WHAT THIS TASK INVOLVES:
Scan the records for the word "Another". Return each line where it is found.

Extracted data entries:
* * * * * * * * *

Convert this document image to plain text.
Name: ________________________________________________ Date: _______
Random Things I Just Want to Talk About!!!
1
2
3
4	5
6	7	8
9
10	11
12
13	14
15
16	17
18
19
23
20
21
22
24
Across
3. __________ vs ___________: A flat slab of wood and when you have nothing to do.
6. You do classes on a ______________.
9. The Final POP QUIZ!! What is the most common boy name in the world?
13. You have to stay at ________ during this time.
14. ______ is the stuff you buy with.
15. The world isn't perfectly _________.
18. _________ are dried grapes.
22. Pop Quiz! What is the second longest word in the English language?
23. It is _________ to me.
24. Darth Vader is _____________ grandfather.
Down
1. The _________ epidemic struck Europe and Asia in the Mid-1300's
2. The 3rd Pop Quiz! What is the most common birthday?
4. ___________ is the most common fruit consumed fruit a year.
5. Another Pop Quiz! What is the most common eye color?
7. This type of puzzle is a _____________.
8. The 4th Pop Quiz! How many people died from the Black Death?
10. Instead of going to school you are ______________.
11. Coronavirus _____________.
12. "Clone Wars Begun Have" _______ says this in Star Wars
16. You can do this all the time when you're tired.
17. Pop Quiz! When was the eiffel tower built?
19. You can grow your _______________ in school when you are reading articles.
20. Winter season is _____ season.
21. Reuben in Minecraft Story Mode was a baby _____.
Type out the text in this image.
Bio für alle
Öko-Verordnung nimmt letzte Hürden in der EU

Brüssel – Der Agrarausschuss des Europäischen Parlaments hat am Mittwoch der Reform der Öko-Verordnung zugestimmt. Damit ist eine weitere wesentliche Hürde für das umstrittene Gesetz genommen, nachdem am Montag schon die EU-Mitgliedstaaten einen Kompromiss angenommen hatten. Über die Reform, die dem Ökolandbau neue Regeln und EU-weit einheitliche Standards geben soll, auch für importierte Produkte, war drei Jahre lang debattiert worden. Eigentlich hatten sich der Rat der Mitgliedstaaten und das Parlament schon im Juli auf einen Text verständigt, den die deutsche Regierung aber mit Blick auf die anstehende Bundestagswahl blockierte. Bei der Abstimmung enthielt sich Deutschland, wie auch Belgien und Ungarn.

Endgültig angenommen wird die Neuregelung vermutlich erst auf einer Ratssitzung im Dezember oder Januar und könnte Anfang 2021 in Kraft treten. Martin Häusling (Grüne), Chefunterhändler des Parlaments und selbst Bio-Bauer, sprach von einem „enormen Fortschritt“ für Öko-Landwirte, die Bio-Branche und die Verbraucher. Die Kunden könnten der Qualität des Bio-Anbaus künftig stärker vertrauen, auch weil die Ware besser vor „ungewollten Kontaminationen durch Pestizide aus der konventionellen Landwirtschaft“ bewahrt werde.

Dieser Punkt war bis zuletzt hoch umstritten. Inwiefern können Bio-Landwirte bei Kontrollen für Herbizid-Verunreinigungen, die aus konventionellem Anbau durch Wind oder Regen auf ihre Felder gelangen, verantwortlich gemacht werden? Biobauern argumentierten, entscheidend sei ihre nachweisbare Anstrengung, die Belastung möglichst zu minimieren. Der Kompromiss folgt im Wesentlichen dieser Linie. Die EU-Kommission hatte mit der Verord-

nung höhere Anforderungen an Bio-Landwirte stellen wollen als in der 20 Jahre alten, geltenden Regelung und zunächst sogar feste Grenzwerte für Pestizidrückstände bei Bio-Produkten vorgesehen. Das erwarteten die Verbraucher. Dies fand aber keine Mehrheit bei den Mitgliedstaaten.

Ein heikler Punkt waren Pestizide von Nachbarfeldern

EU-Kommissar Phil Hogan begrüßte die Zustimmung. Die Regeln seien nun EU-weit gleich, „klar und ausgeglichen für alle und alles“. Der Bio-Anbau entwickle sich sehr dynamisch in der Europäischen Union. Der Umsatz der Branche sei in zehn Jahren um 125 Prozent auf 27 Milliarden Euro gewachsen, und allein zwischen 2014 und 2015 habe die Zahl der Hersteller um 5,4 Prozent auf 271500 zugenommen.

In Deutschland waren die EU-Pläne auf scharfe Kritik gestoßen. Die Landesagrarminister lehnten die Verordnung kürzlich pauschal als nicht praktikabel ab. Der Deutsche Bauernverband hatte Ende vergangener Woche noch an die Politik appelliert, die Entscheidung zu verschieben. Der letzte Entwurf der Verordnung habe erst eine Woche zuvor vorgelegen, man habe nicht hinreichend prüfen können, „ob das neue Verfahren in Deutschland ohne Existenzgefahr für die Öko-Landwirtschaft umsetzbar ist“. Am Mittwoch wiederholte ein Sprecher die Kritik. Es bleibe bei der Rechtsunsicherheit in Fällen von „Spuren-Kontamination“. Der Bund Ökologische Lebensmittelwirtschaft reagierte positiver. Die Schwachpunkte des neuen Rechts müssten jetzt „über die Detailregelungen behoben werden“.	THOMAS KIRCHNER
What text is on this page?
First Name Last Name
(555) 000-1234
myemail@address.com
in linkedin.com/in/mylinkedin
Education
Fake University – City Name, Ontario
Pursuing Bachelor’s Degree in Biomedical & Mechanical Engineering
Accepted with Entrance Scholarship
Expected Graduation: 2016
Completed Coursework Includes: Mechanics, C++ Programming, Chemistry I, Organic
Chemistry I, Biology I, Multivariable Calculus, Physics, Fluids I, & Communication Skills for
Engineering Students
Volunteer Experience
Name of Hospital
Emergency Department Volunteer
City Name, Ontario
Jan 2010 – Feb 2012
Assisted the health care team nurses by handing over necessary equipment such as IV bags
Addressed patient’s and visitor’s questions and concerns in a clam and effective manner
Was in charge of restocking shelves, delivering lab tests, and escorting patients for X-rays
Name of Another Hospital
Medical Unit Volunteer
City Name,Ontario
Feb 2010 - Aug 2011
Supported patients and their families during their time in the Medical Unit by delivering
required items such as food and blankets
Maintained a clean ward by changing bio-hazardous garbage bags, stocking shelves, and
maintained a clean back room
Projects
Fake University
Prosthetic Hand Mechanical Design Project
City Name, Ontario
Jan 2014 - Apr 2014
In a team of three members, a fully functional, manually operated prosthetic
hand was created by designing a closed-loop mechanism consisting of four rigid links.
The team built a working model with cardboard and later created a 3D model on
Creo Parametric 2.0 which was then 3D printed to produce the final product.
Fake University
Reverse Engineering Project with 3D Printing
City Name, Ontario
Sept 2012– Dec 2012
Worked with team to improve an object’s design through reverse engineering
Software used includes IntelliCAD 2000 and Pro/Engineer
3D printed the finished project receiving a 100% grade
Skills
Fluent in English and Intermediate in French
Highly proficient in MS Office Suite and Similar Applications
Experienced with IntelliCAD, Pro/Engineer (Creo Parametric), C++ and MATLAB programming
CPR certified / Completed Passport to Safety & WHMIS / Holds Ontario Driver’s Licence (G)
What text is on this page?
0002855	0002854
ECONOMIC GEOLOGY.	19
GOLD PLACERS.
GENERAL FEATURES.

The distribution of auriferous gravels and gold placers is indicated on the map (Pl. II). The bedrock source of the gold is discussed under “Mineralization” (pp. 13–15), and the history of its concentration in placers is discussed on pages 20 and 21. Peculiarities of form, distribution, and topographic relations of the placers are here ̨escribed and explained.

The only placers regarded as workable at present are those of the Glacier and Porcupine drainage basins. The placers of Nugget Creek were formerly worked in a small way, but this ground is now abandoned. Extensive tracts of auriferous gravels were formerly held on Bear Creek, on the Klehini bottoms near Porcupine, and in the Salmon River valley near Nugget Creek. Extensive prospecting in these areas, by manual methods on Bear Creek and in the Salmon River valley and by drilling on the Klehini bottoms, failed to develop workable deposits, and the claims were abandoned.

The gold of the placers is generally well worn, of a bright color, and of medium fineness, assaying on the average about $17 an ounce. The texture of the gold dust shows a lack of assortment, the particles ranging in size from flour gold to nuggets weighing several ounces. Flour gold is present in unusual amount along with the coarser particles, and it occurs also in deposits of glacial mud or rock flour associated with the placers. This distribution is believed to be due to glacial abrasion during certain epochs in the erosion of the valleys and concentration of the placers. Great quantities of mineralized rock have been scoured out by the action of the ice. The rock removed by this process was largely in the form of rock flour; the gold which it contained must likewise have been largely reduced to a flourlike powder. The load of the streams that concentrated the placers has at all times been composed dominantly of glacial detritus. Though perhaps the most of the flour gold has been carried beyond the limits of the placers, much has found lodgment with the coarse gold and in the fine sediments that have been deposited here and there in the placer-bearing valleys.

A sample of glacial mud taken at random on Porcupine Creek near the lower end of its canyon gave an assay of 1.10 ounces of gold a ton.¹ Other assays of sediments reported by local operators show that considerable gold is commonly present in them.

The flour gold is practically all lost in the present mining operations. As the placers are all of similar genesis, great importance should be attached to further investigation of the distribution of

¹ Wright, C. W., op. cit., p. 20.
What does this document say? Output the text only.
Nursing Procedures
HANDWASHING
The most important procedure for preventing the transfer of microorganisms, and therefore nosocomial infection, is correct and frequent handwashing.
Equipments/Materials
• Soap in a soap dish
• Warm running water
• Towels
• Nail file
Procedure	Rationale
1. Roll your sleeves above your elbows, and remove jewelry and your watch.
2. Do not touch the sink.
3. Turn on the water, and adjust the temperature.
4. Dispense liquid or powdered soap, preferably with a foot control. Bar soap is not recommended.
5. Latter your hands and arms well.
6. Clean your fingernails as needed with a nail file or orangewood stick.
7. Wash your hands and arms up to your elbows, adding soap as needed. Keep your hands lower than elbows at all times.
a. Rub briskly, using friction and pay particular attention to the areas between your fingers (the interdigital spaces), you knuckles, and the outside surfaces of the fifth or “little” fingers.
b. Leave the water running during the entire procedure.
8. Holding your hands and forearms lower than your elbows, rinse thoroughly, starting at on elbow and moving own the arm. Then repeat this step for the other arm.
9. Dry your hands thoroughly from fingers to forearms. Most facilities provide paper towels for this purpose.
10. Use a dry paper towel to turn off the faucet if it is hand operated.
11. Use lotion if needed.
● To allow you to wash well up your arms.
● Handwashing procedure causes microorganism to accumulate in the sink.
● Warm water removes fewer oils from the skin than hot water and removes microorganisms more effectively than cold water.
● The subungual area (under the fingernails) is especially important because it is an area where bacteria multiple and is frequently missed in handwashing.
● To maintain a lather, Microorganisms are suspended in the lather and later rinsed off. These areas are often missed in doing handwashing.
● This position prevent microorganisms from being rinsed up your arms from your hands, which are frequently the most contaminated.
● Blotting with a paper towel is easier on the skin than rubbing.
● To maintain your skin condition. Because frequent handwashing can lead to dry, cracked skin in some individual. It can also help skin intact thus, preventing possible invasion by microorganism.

* * * * * * * * *

RESPONSE TO THIS EXERCISE:
5. Another Pop Quiz! What is the most common eye color?
Name of Another Hospital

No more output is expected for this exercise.